[start MATERIAL TO PROCESS]

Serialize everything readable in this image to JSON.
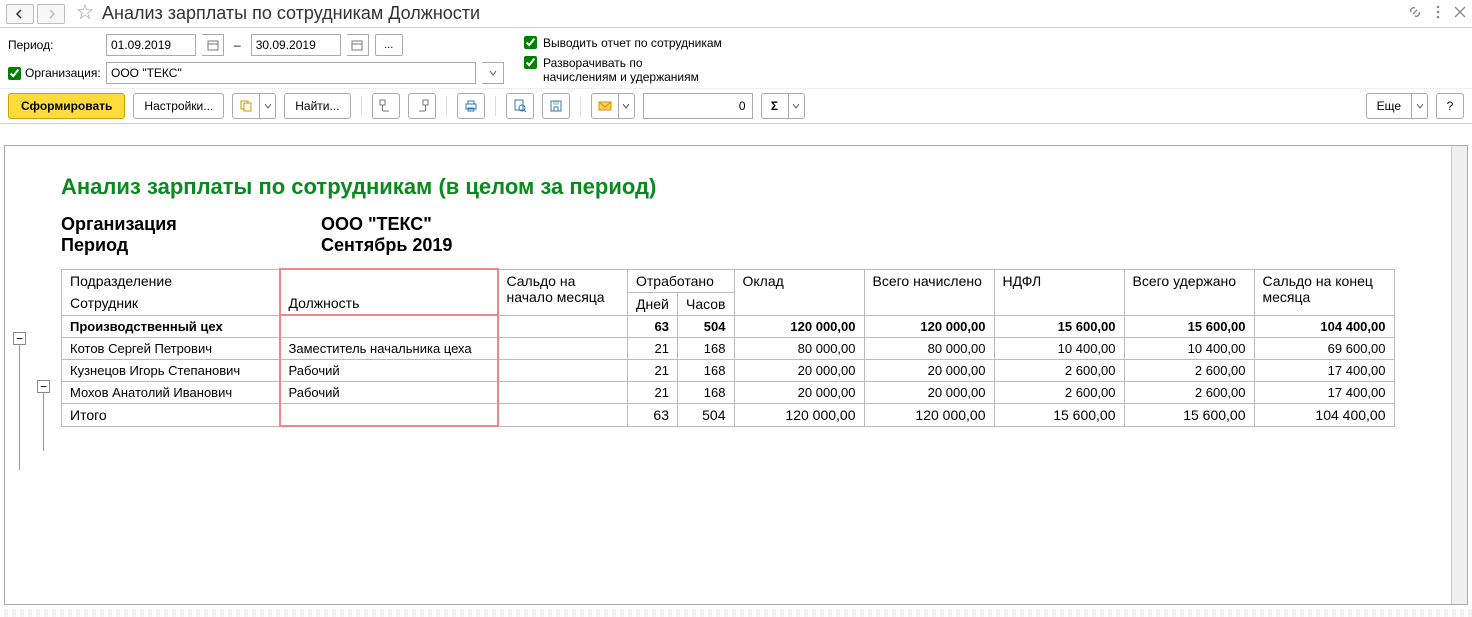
{
  "title": "Анализ зарплаты по сотрудникам Должности",
  "filters": {
    "period_label": "Период:",
    "date_from": "01.09.2019",
    "date_to": "30.09.2019",
    "org_checkbox_label": "Организация:",
    "org_value": "ООО \"ТЕКС\"",
    "check_by_employees": "Выводить отчет по сотрудникам",
    "check_expand_line1": "Разворачивать по",
    "check_expand_line2": "начислениям и удержаниям"
  },
  "toolbar": {
    "generate": "Сформировать",
    "settings": "Настройки...",
    "find": "Найти...",
    "num_value": "0",
    "more": "Еще",
    "help": "?"
  },
  "report": {
    "title": "Анализ зарплаты по сотрудникам (в целом за период)",
    "meta": {
      "org_label": "Организация",
      "org_value": "ООО \"ТЕКС\"",
      "period_label": "Период",
      "period_value": "Сентябрь 2019"
    },
    "headers": {
      "subdivision": "Подразделение",
      "employee": "Сотрудник",
      "position": "Должность",
      "balance_start": "Сальдо на начало месяца",
      "worked": "Отработано",
      "days": "Дней",
      "hours": "Часов",
      "salary": "Оклад",
      "accrued": "Всего начислено",
      "ndfl": "НДФЛ",
      "withheld": "Всего удержано",
      "balance_end": "Сальдо на конец месяца"
    },
    "group_row": {
      "name": "Производственный цех",
      "days": "63",
      "hours": "504",
      "salary": "120 000,00",
      "accrued": "120 000,00",
      "ndfl": "15 600,00",
      "withheld": "15 600,00",
      "balance_end": "104 400,00"
    },
    "rows": [
      {
        "name": "Котов Сергей Петрович",
        "position": "Заместитель начальника цеха",
        "days": "21",
        "hours": "168",
        "salary": "80 000,00",
        "accrued": "80 000,00",
        "ndfl": "10 400,00",
        "withheld": "10 400,00",
        "balance_end": "69 600,00"
      },
      {
        "name": "Кузнецов Игорь Степанович",
        "position": "Рабочий",
        "days": "21",
        "hours": "168",
        "salary": "20 000,00",
        "accrued": "20 000,00",
        "ndfl": "2 600,00",
        "withheld": "2 600,00",
        "balance_end": "17 400,00"
      },
      {
        "name": "Мохов Анатолий Иванович",
        "position": "Рабочий",
        "days": "21",
        "hours": "168",
        "salary": "20 000,00",
        "accrued": "20 000,00",
        "ndfl": "2 600,00",
        "withheld": "2 600,00",
        "balance_end": "17 400,00"
      }
    ],
    "total": {
      "label": "Итого",
      "days": "63",
      "hours": "504",
      "salary": "120 000,00",
      "accrued": "120 000,00",
      "ndfl": "15 600,00",
      "withheld": "15 600,00",
      "balance_end": "104 400,00"
    }
  }
}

[end MATERIAL TO PROCESS]

[GOAL]:
Set down all the data again exactly as above, pictures excluded.

[SOLUTION TO THIS EXERCISE]:
Serialize everything readable in this image to JSON.
{
  "title": "Анализ зарплаты по сотрудникам Должности",
  "filters": {
    "period_label": "Период:",
    "date_from": "01.09.2019",
    "date_to": "30.09.2019",
    "org_checkbox_label": "Организация:",
    "org_value": "ООО \"ТЕКС\"",
    "check_by_employees": "Выводить отчет по сотрудникам",
    "check_expand_line1": "Разворачивать по",
    "check_expand_line2": "начислениям и удержаниям"
  },
  "toolbar": {
    "generate": "Сформировать",
    "settings": "Настройки...",
    "find": "Найти...",
    "num_value": "0",
    "more": "Еще",
    "help": "?"
  },
  "report": {
    "title": "Анализ зарплаты по сотрудникам (в целом за период)",
    "meta": {
      "org_label": "Организация",
      "org_value": "ООО \"ТЕКС\"",
      "period_label": "Период",
      "period_value": "Сентябрь 2019"
    },
    "headers": {
      "subdivision": "Подразделение",
      "employee": "Сотрудник",
      "position": "Должность",
      "balance_start": "Сальдо на начало месяца",
      "worked": "Отработано",
      "days": "Дней",
      "hours": "Часов",
      "salary": "Оклад",
      "accrued": "Всего начислено",
      "ndfl": "НДФЛ",
      "withheld": "Всего удержано",
      "balance_end": "Сальдо на конец месяца"
    },
    "group_row": {
      "name": "Производственный цех",
      "days": "63",
      "hours": "504",
      "salary": "120 000,00",
      "accrued": "120 000,00",
      "ndfl": "15 600,00",
      "withheld": "15 600,00",
      "balance_end": "104 400,00"
    },
    "rows": [
      {
        "name": "Котов Сергей Петрович",
        "position": "Заместитель начальника цеха",
        "days": "21",
        "hours": "168",
        "salary": "80 000,00",
        "accrued": "80 000,00",
        "ndfl": "10 400,00",
        "withheld": "10 400,00",
        "balance_end": "69 600,00"
      },
      {
        "name": "Кузнецов Игорь Степанович",
        "position": "Рабочий",
        "days": "21",
        "hours": "168",
        "salary": "20 000,00",
        "accrued": "20 000,00",
        "ndfl": "2 600,00",
        "withheld": "2 600,00",
        "balance_end": "17 400,00"
      },
      {
        "name": "Мохов Анатолий Иванович",
        "position": "Рабочий",
        "days": "21",
        "hours": "168",
        "salary": "20 000,00",
        "accrued": "20 000,00",
        "ndfl": "2 600,00",
        "withheld": "2 600,00",
        "balance_end": "17 400,00"
      }
    ],
    "total": {
      "label": "Итого",
      "days": "63",
      "hours": "504",
      "salary": "120 000,00",
      "accrued": "120 000,00",
      "ndfl": "15 600,00",
      "withheld": "15 600,00",
      "balance_end": "104 400,00"
    }
  }
}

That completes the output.